• **What you should do**: Please reproduce all of the material below line for line, without changing anything. Leave the pictures out of your answer.

Layout element entries:
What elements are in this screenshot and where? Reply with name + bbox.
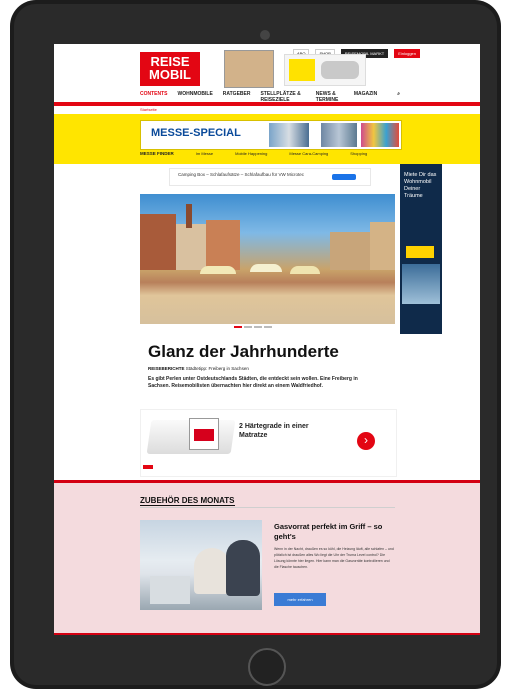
camera-icon: [260, 30, 270, 40]
chevron-right-icon[interactable]: ›: [357, 432, 375, 450]
ad-text: Camping Box – Schlafaufsätze – Schlafauf…: [178, 172, 305, 177]
carousel-dots: [234, 326, 272, 328]
site-logo[interactable]: REISE MOBIL: [140, 52, 200, 86]
article-title[interactable]: Glanz der Jahrhunderte: [148, 342, 339, 362]
test-seal: [189, 418, 219, 450]
magazine-cover[interactable]: [224, 50, 274, 88]
more-button[interactable]: mehr erfahren: [274, 593, 326, 606]
zubehoer-title[interactable]: Gasvorrat perfekt im Griff – so geht's: [274, 522, 394, 542]
section-rule: [140, 507, 395, 508]
messe-bar: MESSE FINDER Im Messe Mobile Happening M…: [140, 151, 400, 156]
section-heading: ZUBEHÖR DES MONATS: [140, 496, 235, 506]
home-button[interactable]: [248, 648, 286, 686]
ad-button[interactable]: [332, 174, 356, 180]
skyscraper-text: Miete Dir das Wohnmobil Deiner Träume: [404, 172, 437, 199]
messe-image: [269, 123, 309, 147]
tablet-frame: ABO SHOP REISEMOBIL MARKT Einloggen REIS…: [10, 0, 501, 689]
promo-badge: [289, 59, 315, 81]
carousel-dot[interactable]: [244, 326, 252, 328]
zubehoer-image[interactable]: [140, 520, 262, 610]
article-kicker: REISEBERICHTE Städtetipp: Freiberg in Sa…: [148, 366, 249, 371]
carousel-dot[interactable]: [234, 326, 242, 328]
promo-banner[interactable]: [284, 54, 366, 86]
messe-bar-item[interactable]: MESSE FINDER: [140, 151, 174, 156]
carousel-dot[interactable]: [264, 326, 272, 328]
skyscraper-image: [402, 264, 440, 304]
messe-bar-item[interactable]: Mobile Happening: [235, 151, 267, 156]
messe-image: [321, 123, 357, 147]
mattress-ad[interactable]: 2 Härtegrade in einer Matratze ›: [140, 409, 397, 477]
skyscraper-ad[interactable]: Miete Dir das Wohnmobil Deiner Träume: [400, 164, 442, 334]
skyscraper-badge: [406, 246, 434, 258]
mattress-ad-title: 2 Härtegrade in einer Matratze: [239, 423, 309, 439]
messe-banner: MESSE-SPECIAL MESSE FINDER Im Messe Mobi…: [54, 114, 480, 164]
messe-bar-item[interactable]: Messe Cara-Camping: [289, 151, 328, 156]
ad-label: [143, 465, 153, 469]
text-ad[interactable]: Camping Box – Schlafaufsätze – Schlafauf…: [169, 168, 371, 186]
messe-title: MESSE-SPECIAL: [151, 127, 241, 139]
promo-image: [321, 61, 359, 79]
login-button[interactable]: Einloggen: [394, 49, 420, 58]
screen: ABO SHOP REISEMOBIL MARKT Einloggen REIS…: [54, 44, 480, 635]
messe-image: [361, 123, 399, 147]
breadcrumb[interactable]: Startseite: [140, 107, 157, 112]
article-teaser: Es gibt Perlen unter Ostdeutschlands Stä…: [148, 376, 358, 389]
carousel-dot[interactable]: [254, 326, 262, 328]
messe-bar-item[interactable]: Shopping: [350, 151, 367, 156]
highlight-frame: [54, 480, 480, 635]
hero-image[interactable]: [140, 194, 395, 324]
messe-special[interactable]: MESSE-SPECIAL: [140, 120, 402, 150]
zubehoer-text: Wenn in der Nacht, draußen es so kühl, d…: [274, 547, 394, 569]
nav-divider: [54, 102, 480, 106]
messe-bar-item[interactable]: Im Messe: [196, 151, 213, 156]
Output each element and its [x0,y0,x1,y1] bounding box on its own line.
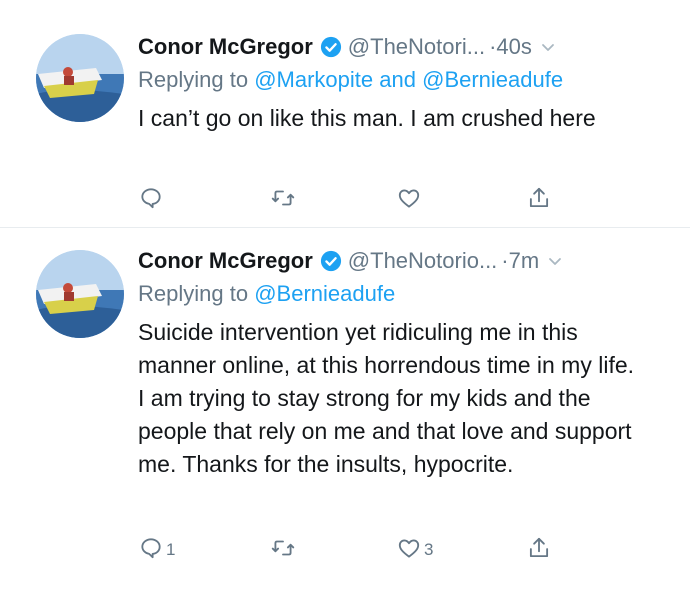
tweet-text: I can’t go on like this man. I am crushe… [138,105,596,131]
tweet[interactable]: Conor McGregor @TheNotorio... · 7m Reply… [0,228,690,598]
avatar[interactable] [36,250,124,338]
retweet-icon [270,535,296,566]
reply-count: 1 [166,540,176,559]
author-handle[interactable]: @TheNotorio... [348,248,498,274]
retweet-button[interactable] [270,530,296,570]
timestamp[interactable]: 7m [509,248,540,274]
heart-icon [396,185,422,216]
tweet-header: Conor McGregor @TheNotorio... · 7m [138,244,666,278]
tweet-content: Conor McGregor @TheNotorio... · 7m Reply… [138,244,666,481]
separator-dot: · [501,248,509,273]
retweet-button[interactable] [270,180,296,220]
replying-to-label: Replying to [138,67,249,92]
verified-badge-icon [320,250,342,272]
like-button[interactable] [396,180,424,220]
author-name[interactable]: Conor McGregor [138,34,313,60]
reply-button[interactable] [138,180,166,220]
avatar[interactable] [36,34,124,122]
like-count: 3 [424,540,434,559]
share-button[interactable] [526,530,552,570]
mention-link[interactable]: @Markopite [254,67,373,92]
author-name[interactable]: Conor McGregor [138,248,313,274]
chevron-down-icon[interactable] [540,39,556,55]
tweet-actions: 1 3 [138,530,578,570]
tweet-text: Suicide intervention yet ridiculing me i… [138,319,635,477]
tweet-header: Conor McGregor @TheNotori... · 40s [138,30,666,64]
retweet-icon [270,185,296,216]
share-icon [526,185,552,216]
share-button[interactable] [526,180,552,220]
like-button[interactable]: 3 [396,530,433,570]
replying-to: Replying to @Bernieadufe [138,278,666,310]
replying-to: Replying to @Markopite and @Bernieadufe [138,64,666,96]
replying-to-label: Replying to [138,281,249,306]
mention-link[interactable]: @Bernieadufe [254,281,395,306]
tweet-actions [138,180,578,220]
reply-icon [138,535,164,566]
timestamp[interactable]: 40s [496,34,531,60]
share-icon [526,535,552,566]
tweet-feed: Conor McGregor @TheNotori... · 40s Reply… [0,0,690,598]
heart-icon [396,535,422,566]
mention-join: and [379,67,416,92]
mention-link[interactable]: @Bernieadufe [422,67,563,92]
chevron-down-icon[interactable] [547,253,563,269]
reply-button[interactable]: 1 [138,530,175,570]
author-handle[interactable]: @TheNotori... [348,34,485,60]
separator-dot: · [489,34,497,59]
verified-badge-icon [320,36,342,58]
tweet[interactable]: Conor McGregor @TheNotori... · 40s Reply… [0,0,690,228]
reply-icon [138,185,164,216]
tweet-content: Conor McGregor @TheNotori... · 40s Reply… [138,30,666,135]
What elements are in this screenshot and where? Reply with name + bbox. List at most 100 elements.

• **The result**:
What elements are in this screenshot and where? Reply with name + bbox.
camera-icon: [260, 30, 270, 40]
chevron-right-icon[interactable]: ›: [357, 432, 375, 450]
ad-text: Camping Box – Schlafaufsätze – Schlafauf…: [178, 172, 305, 177]
carousel-dots: [234, 326, 272, 328]
site-logo[interactable]: REISE MOBIL: [140, 52, 200, 86]
article-title[interactable]: Glanz der Jahrhunderte: [148, 342, 339, 362]
test-seal: [189, 418, 219, 450]
magazine-cover[interactable]: [224, 50, 274, 88]
more-button[interactable]: mehr erfahren: [274, 593, 326, 606]
zubehoer-title[interactable]: Gasvorrat perfekt im Griff – so geht's: [274, 522, 394, 542]
section-rule: [140, 507, 395, 508]
messe-bar: MESSE FINDER Im Messe Mobile Happening M…: [140, 151, 400, 156]
section-heading: ZUBEHÖR DES MONATS: [140, 496, 235, 506]
home-button[interactable]: [248, 648, 286, 686]
ad-button[interactable]: [332, 174, 356, 180]
skyscraper-text: Miete Dir das Wohnmobil Deiner Träume: [404, 172, 437, 199]
messe-image: [269, 123, 309, 147]
tablet-frame: ABO SHOP REISEMOBIL MARKT Einloggen REIS…: [10, 0, 501, 689]
promo-badge: [289, 59, 315, 81]
carousel-dot[interactable]: [244, 326, 252, 328]
zubehoer-image[interactable]: [140, 520, 262, 610]
article-kicker: REISEBERICHTE Städtetipp: Freiberg in Sa…: [148, 366, 249, 371]
carousel-dot[interactable]: [234, 326, 242, 328]
promo-banner[interactable]: [284, 54, 366, 86]
messe-bar-item[interactable]: MESSE FINDER: [140, 151, 174, 156]
carousel-dot[interactable]: [264, 326, 272, 328]
skyscraper-image: [402, 264, 440, 304]
messe-bar-item[interactable]: Mobile Happening: [235, 151, 267, 156]
messe-image: [321, 123, 357, 147]
mattress-ad[interactable]: 2 Härtegrade in einer Matratze ›: [140, 409, 397, 477]
skyscraper-ad[interactable]: Miete Dir das Wohnmobil Deiner Träume: [400, 164, 442, 334]
skyscraper-badge: [406, 246, 434, 258]
mattress-ad-title: 2 Härtegrade in einer Matratze: [239, 423, 309, 439]
messe-banner: MESSE-SPECIAL MESSE FINDER Im Messe Mobi…: [54, 114, 480, 164]
messe-bar-item[interactable]: Messe Cara-Camping: [289, 151, 328, 156]
ad-label: [143, 465, 153, 469]
text-ad[interactable]: Camping Box – Schlafaufsätze – Schlafauf…: [169, 168, 371, 186]
messe-title: MESSE-SPECIAL: [151, 127, 241, 139]
promo-image: [321, 61, 359, 79]
login-button[interactable]: Einloggen: [394, 49, 420, 58]
screen: ABO SHOP REISEMOBIL MARKT Einloggen REIS…: [54, 44, 480, 635]
messe-image: [361, 123, 399, 147]
breadcrumb[interactable]: Startseite: [140, 107, 157, 112]
article-teaser: Es gibt Perlen unter Ostdeutschlands Stä…: [148, 376, 358, 389]
carousel-dot[interactable]: [254, 326, 262, 328]
messe-bar-item[interactable]: Shopping: [350, 151, 367, 156]
highlight-frame: [54, 480, 480, 635]
hero-image[interactable]: [140, 194, 395, 324]
messe-special[interactable]: MESSE-SPECIAL: [140, 120, 402, 150]
zubehoer-text: Wenn in der Nacht, draußen es so kühl, d…: [274, 547, 394, 569]
nav-divider: [54, 102, 480, 106]
messe-bar-item[interactable]: Im Messe: [196, 151, 213, 156]
Output each element and its [x0,y0,x1,y1] bounding box on its own line.
tweet-text: I can’t go on like this man. I am crushe… [138,105,596,131]
tweet[interactable]: Conor McGregor @TheNotorio... · 7m Reply… [0,228,690,598]
avatar[interactable] [36,250,124,338]
retweet-icon [270,535,296,566]
reply-count: 1 [166,540,176,559]
author-handle[interactable]: @TheNotorio... [348,248,498,274]
retweet-button[interactable] [270,530,296,570]
timestamp[interactable]: 7m [509,248,540,274]
heart-icon [396,185,422,216]
tweet-header: Conor McGregor @TheNotorio... · 7m [138,244,666,278]
tweet-content: Conor McGregor @TheNotorio... · 7m Reply… [138,244,666,481]
separator-dot: · [501,248,509,273]
retweet-button[interactable] [270,180,296,220]
replying-to-label: Replying to [138,67,249,92]
verified-badge-icon [320,250,342,272]
like-button[interactable] [396,180,424,220]
author-name[interactable]: Conor McGregor [138,34,313,60]
reply-button[interactable] [138,180,166,220]
avatar[interactable] [36,34,124,122]
like-count: 3 [424,540,434,559]
share-button[interactable] [526,530,552,570]
mention-link[interactable]: @Markopite [254,67,373,92]
author-name[interactable]: Conor McGregor [138,248,313,274]
chevron-down-icon[interactable] [540,39,556,55]
tweet-actions: 1 3 [138,530,578,570]
tweet-text: Suicide intervention yet ridiculing me i… [138,319,635,477]
tweet-header: Conor McGregor @TheNotori... · 40s [138,30,666,64]
retweet-icon [270,185,296,216]
share-icon [526,185,552,216]
share-button[interactable] [526,180,552,220]
like-button[interactable]: 3 [396,530,433,570]
replying-to: Replying to @Bernieadufe [138,278,666,310]
replying-to: Replying to @Markopite and @Bernieadufe [138,64,666,96]
replying-to-label: Replying to [138,281,249,306]
mention-link[interactable]: @Bernieadufe [254,281,395,306]
tweet-actions [138,180,578,220]
reply-icon [138,535,164,566]
timestamp[interactable]: 40s [496,34,531,60]
share-icon [526,535,552,566]
tweet-feed: Conor McGregor @TheNotori... · 40s Reply… [0,0,690,598]
heart-icon [396,535,422,566]
mention-join: and [379,67,416,92]
mention-link[interactable]: @Bernieadufe [422,67,563,92]
chevron-down-icon[interactable] [547,253,563,269]
reply-button[interactable]: 1 [138,530,175,570]
author-handle[interactable]: @TheNotori... [348,34,485,60]
separator-dot: · [489,34,497,59]
verified-badge-icon [320,36,342,58]
tweet[interactable]: Conor McGregor @TheNotori... · 40s Reply… [0,0,690,228]
reply-icon [138,185,164,216]
tweet-content: Conor McGregor @TheNotori... · 40s Reply… [138,30,666,135]
What elements are in this screenshot and where? Reply with name + bbox. List at most 100 elements.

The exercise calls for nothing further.